> [SET TASK]
In the listing below, find every line containing "JSON" and copy it out.

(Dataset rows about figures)
■ ■ ■ ■ ■ ■ ■

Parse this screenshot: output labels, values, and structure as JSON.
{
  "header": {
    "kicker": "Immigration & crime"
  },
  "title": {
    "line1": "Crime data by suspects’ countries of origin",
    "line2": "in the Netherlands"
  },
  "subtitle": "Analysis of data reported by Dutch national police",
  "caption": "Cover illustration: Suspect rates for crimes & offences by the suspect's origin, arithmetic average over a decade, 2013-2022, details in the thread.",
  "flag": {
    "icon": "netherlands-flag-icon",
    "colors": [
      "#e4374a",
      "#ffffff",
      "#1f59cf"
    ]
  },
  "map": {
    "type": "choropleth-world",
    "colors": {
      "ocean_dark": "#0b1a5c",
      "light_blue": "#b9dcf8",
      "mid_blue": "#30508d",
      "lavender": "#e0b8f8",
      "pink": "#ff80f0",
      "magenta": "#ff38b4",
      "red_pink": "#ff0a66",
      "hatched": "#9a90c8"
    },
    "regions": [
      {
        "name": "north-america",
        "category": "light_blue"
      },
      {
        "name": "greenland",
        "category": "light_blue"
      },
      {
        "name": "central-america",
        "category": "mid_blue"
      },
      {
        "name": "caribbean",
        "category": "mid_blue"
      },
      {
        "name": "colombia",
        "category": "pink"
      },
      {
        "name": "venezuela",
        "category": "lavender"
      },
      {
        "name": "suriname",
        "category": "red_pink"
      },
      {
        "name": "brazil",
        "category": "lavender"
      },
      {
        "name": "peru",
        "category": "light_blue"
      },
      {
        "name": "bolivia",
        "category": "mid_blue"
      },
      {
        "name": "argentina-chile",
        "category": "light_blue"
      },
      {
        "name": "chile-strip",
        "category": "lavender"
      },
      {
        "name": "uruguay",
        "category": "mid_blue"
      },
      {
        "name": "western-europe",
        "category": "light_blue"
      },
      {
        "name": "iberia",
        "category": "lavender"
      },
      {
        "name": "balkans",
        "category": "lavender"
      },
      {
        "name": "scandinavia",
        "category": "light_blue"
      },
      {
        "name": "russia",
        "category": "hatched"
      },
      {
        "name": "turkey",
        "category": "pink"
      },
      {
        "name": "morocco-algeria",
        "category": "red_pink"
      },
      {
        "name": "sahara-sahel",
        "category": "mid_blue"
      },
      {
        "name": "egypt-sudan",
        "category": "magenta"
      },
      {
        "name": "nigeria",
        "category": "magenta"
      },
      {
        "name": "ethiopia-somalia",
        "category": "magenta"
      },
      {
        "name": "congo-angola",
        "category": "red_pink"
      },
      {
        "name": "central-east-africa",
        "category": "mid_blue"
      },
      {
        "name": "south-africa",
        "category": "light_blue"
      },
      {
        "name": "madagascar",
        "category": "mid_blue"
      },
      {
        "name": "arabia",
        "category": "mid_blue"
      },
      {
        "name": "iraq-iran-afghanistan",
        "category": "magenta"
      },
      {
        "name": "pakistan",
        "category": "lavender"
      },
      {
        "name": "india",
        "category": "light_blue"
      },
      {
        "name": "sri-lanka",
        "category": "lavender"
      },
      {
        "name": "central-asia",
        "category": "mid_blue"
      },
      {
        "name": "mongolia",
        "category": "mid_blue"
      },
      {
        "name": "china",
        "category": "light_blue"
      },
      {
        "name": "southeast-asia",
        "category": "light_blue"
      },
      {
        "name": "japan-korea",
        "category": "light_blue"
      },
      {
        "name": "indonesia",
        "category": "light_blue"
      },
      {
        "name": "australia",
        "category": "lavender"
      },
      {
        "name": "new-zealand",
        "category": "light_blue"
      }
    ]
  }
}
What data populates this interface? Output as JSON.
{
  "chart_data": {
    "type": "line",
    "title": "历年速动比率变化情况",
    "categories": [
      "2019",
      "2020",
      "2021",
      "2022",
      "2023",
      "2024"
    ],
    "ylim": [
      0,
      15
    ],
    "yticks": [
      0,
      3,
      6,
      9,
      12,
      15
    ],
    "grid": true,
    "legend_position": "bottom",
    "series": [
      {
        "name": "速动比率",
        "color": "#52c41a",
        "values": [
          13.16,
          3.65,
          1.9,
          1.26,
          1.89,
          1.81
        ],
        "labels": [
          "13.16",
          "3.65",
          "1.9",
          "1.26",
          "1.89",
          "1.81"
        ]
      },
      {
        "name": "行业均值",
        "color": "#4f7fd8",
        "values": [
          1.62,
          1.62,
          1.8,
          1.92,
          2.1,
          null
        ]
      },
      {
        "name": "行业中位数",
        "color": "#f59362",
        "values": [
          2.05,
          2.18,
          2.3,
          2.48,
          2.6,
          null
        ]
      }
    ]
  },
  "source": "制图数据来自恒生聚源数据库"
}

■ ■ ■ ■ ■ ■ ■

> [CORRECT ANSWER]
Parse this screenshot: output labels, values, and structure as JSON.
What data populates this interface? Output as JSON.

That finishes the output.